- **GIVEN DATA**
-- Begin --

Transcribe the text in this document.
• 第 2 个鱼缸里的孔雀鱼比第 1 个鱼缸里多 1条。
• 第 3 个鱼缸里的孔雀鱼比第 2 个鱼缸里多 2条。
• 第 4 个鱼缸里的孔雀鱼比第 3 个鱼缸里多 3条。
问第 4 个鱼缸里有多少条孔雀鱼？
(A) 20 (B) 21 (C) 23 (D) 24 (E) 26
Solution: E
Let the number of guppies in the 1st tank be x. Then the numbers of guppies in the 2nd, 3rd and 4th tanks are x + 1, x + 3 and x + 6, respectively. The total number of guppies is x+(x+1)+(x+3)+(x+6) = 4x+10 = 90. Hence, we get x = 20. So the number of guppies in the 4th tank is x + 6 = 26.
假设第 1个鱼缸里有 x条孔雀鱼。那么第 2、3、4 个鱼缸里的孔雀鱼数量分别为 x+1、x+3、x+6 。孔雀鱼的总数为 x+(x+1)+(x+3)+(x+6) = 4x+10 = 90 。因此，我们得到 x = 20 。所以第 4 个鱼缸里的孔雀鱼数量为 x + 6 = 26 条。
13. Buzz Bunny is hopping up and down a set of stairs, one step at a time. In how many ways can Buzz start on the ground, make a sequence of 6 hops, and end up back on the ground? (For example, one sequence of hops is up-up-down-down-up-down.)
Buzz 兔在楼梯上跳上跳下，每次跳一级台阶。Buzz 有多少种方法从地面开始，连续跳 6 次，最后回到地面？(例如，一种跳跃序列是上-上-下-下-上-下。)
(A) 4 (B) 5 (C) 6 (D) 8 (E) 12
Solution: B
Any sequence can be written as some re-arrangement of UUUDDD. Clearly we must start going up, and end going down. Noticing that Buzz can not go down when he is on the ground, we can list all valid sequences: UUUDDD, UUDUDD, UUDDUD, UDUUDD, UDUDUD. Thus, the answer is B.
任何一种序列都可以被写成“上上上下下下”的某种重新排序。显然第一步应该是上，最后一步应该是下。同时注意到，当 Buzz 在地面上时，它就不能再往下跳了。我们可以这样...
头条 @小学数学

-- End --

- **PROBLEM TO SOLVE**
Give the listing again, word for word.

- **RESPONSE**
Transcribe the text in this document.
• 第 2 个鱼缸里的孔雀鱼比第 1 个鱼缸里多 1条。
• 第 3 个鱼缸里的孔雀鱼比第 2 个鱼缸里多 2条。
• 第 4 个鱼缸里的孔雀鱼比第 3 个鱼缸里多 3条。
问第 4 个鱼缸里有多少条孔雀鱼？
(A) 20 (B) 21 (C) 23 (D) 24 (E) 26
Solution: E
Let the number of guppies in the 1st tank be x. Then the numbers of guppies in the 2nd, 3rd and 4th tanks are x + 1, x + 3 and x + 6, respectively. The total number of guppies is x+(x+1)+(x+3)+(x+6) = 4x+10 = 90. Hence, we get x = 20. So the number of guppies in the 4th tank is x + 6 = 26.
假设第 1个鱼缸里有 x条孔雀鱼。那么第 2、3、4 个鱼缸里的孔雀鱼数量分别为 x+1、x+3、x+6 。孔雀鱼的总数为 x+(x+1)+(x+3)+(x+6) = 4x+10 = 90 。因此，我们得到 x = 20 。所以第 4 个鱼缸里的孔雀鱼数量为 x + 6 = 26 条。
13. Buzz Bunny is hopping up and down a set of stairs, one step at a time. In how many ways can Buzz start on the ground, make a sequence of 6 hops, and end up back on the ground? (For example, one sequence of hops is up-up-down-down-up-down.)
Buzz 兔在楼梯上跳上跳下，每次跳一级台阶。Buzz 有多少种方法从地面开始，连续跳 6 次，最后回到地面？(例如，一种跳跃序列是上-上-下-下-上-下。)
(A) 4 (B) 5 (C) 6 (D) 8 (E) 12
Solution: B
Any sequence can be written as some re-arrangement of UUUDDD. Clearly we must start going up, and end going down. Noticing that Buzz can not go down when he is on the ground, we can list all valid sequences: UUUDDD, UUDUDD, UUDDUD, UDUUDD, UDUDUD. Thus, the answer is B.
任何一种序列都可以被写成“上上上下下下”的某种重新排序。显然第一步应该是上，最后一步应该是下。同时注意到，当 Buzz 在地面上时，它就不能再往下跳了。我们可以这样...
头条 @小学数学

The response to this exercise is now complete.